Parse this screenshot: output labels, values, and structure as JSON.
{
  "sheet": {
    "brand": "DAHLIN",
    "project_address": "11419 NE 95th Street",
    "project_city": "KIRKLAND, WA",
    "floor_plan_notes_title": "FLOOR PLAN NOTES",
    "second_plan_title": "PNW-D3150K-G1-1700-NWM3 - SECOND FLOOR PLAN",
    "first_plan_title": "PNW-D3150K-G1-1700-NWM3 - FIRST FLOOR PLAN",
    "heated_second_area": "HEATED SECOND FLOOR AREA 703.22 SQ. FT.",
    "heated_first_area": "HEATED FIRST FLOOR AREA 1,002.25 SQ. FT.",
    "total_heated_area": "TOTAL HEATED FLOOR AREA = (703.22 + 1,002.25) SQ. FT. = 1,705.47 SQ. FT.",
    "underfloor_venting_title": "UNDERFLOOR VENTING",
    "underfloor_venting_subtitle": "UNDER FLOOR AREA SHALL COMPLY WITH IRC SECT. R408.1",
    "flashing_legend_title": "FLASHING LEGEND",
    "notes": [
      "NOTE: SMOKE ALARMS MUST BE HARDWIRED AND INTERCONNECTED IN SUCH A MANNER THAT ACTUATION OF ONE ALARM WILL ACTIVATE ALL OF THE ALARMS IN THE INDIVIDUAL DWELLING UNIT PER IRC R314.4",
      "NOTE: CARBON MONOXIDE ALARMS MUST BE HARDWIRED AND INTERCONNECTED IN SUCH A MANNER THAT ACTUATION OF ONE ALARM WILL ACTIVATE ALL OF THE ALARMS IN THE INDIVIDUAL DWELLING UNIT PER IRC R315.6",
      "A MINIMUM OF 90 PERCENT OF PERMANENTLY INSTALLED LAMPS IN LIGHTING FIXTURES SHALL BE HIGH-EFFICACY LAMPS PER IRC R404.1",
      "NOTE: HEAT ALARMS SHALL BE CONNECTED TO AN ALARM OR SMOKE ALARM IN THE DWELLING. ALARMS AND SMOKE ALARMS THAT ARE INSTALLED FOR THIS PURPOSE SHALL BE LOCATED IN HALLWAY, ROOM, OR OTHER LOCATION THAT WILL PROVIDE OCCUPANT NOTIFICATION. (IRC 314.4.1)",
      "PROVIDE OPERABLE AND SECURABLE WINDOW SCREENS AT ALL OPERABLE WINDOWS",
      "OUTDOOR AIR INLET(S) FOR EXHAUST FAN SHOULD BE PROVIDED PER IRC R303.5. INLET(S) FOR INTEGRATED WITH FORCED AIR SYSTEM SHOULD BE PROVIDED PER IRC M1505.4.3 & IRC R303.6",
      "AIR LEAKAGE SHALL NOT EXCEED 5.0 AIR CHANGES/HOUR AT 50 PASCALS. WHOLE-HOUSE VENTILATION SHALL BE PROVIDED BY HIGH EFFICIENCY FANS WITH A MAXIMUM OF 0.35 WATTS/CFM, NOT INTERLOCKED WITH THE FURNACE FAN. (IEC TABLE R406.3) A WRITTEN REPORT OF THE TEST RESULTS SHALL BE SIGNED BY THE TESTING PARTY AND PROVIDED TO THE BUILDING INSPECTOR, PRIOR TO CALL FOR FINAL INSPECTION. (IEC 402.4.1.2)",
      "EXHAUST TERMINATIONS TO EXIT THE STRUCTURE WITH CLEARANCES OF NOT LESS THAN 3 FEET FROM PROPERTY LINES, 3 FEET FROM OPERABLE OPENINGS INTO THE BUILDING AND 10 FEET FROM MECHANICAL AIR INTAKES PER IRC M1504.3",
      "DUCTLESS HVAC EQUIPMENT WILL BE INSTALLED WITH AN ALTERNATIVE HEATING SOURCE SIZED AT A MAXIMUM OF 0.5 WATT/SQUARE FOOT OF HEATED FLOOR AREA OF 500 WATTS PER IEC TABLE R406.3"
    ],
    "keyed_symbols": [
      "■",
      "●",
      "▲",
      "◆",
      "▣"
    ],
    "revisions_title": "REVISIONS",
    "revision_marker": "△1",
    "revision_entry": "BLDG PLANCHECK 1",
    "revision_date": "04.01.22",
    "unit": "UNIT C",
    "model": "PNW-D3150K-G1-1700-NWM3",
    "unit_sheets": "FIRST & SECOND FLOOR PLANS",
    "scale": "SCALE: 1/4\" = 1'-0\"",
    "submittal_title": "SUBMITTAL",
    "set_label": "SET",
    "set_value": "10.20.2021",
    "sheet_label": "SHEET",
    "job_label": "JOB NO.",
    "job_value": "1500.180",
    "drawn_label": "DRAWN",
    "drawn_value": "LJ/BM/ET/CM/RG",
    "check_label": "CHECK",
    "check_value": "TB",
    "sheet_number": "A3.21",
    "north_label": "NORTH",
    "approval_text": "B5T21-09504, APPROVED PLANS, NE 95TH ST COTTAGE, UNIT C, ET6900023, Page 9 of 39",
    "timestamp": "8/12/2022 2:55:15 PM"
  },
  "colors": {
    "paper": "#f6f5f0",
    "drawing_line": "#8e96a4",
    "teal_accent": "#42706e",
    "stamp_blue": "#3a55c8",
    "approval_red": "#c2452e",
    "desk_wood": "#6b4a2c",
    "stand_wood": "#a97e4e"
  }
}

★ ★ ★ ★ ★ ★ ★

_Exercise aim:_
Copy out all of the data exactly, leaving nothing out.

_Answer to the exercise:_
Parse this screenshot: output labels, values, and structure as JSON.
{
  "sheet": {
    "brand": "DAHLIN",
    "project_address": "11419 NE 95th Street",
    "project_city": "KIRKLAND, WA",
    "floor_plan_notes_title": "FLOOR PLAN NOTES",
    "second_plan_title": "PNW-D3150K-G1-1700-NWM3 - SECOND FLOOR PLAN",
    "first_plan_title": "PNW-D3150K-G1-1700-NWM3 - FIRST FLOOR PLAN",
    "heated_second_area": "HEATED SECOND FLOOR AREA 703.22 SQ. FT.",
    "heated_first_area": "HEATED FIRST FLOOR AREA 1,002.25 SQ. FT.",
    "total_heated_area": "TOTAL HEATED FLOOR AREA = (703.22 + 1,002.25) SQ. FT. = 1,705.47 SQ. FT.",
    "underfloor_venting_title": "UNDERFLOOR VENTING",
    "underfloor_venting_subtitle": "UNDER FLOOR AREA SHALL COMPLY WITH IRC SECT. R408.1",
    "flashing_legend_title": "FLASHING LEGEND",
    "notes": [
      "NOTE: SMOKE ALARMS MUST BE HARDWIRED AND INTERCONNECTED IN SUCH A MANNER THAT ACTUATION OF ONE ALARM WILL ACTIVATE ALL OF THE ALARMS IN THE INDIVIDUAL DWELLING UNIT PER IRC R314.4",
      "NOTE: CARBON MONOXIDE ALARMS MUST BE HARDWIRED AND INTERCONNECTED IN SUCH A MANNER THAT ACTUATION OF ONE ALARM WILL ACTIVATE ALL OF THE ALARMS IN THE INDIVIDUAL DWELLING UNIT PER IRC R315.6",
      "A MINIMUM OF 90 PERCENT OF PERMANENTLY INSTALLED LAMPS IN LIGHTING FIXTURES SHALL BE HIGH-EFFICACY LAMPS PER IRC R404.1",
      "NOTE: HEAT ALARMS SHALL BE CONNECTED TO AN ALARM OR SMOKE ALARM IN THE DWELLING. ALARMS AND SMOKE ALARMS THAT ARE INSTALLED FOR THIS PURPOSE SHALL BE LOCATED IN HALLWAY, ROOM, OR OTHER LOCATION THAT WILL PROVIDE OCCUPANT NOTIFICATION. (IRC 314.4.1)",
      "PROVIDE OPERABLE AND SECURABLE WINDOW SCREENS AT ALL OPERABLE WINDOWS",
      "OUTDOOR AIR INLET(S) FOR EXHAUST FAN SHOULD BE PROVIDED PER IRC R303.5. INLET(S) FOR INTEGRATED WITH FORCED AIR SYSTEM SHOULD BE PROVIDED PER IRC M1505.4.3 & IRC R303.6",
      "AIR LEAKAGE SHALL NOT EXCEED 5.0 AIR CHANGES/HOUR AT 50 PASCALS. WHOLE-HOUSE VENTILATION SHALL BE PROVIDED BY HIGH EFFICIENCY FANS WITH A MAXIMUM OF 0.35 WATTS/CFM, NOT INTERLOCKED WITH THE FURNACE FAN. (IEC TABLE R406.3) A WRITTEN REPORT OF THE TEST RESULTS SHALL BE SIGNED BY THE TESTING PARTY AND PROVIDED TO THE BUILDING INSPECTOR, PRIOR TO CALL FOR FINAL INSPECTION. (IEC 402.4.1.2)",
      "EXHAUST TERMINATIONS TO EXIT THE STRUCTURE WITH CLEARANCES OF NOT LESS THAN 3 FEET FROM PROPERTY LINES, 3 FEET FROM OPERABLE OPENINGS INTO THE BUILDING AND 10 FEET FROM MECHANICAL AIR INTAKES PER IRC M1504.3",
      "DUCTLESS HVAC EQUIPMENT WILL BE INSTALLED WITH AN ALTERNATIVE HEATING SOURCE SIZED AT A MAXIMUM OF 0.5 WATT/SQUARE FOOT OF HEATED FLOOR AREA OF 500 WATTS PER IEC TABLE R406.3"
    ],
    "keyed_symbols": [
      "■",
      "●",
      "▲",
      "◆",
      "▣"
    ],
    "revisions_title": "REVISIONS",
    "revision_marker": "△1",
    "revision_entry": "BLDG PLANCHECK 1",
    "revision_date": "04.01.22",
    "unit": "UNIT C",
    "model": "PNW-D3150K-G1-1700-NWM3",
    "unit_sheets": "FIRST & SECOND FLOOR PLANS",
    "scale": "SCALE: 1/4\" = 1'-0\"",
    "submittal_title": "SUBMITTAL",
    "set_label": "SET",
    "set_value": "10.20.2021",
    "sheet_label": "SHEET",
    "job_label": "JOB NO.",
    "job_value": "1500.180",
    "drawn_label": "DRAWN",
    "drawn_value": "LJ/BM/ET/CM/RG",
    "check_label": "CHECK",
    "check_value": "TB",
    "sheet_number": "A3.21",
    "north_label": "NORTH",
    "approval_text": "B5T21-09504, APPROVED PLANS, NE 95TH ST COTTAGE, UNIT C, ET6900023, Page 9 of 39",
    "timestamp": "8/12/2022 2:55:15 PM"
  },
  "colors": {
    "paper": "#f6f5f0",
    "drawing_line": "#8e96a4",
    "teal_accent": "#42706e",
    "stamp_blue": "#3a55c8",
    "approval_red": "#c2452e",
    "desk_wood": "#6b4a2c",
    "stand_wood": "#a97e4e"
  }
}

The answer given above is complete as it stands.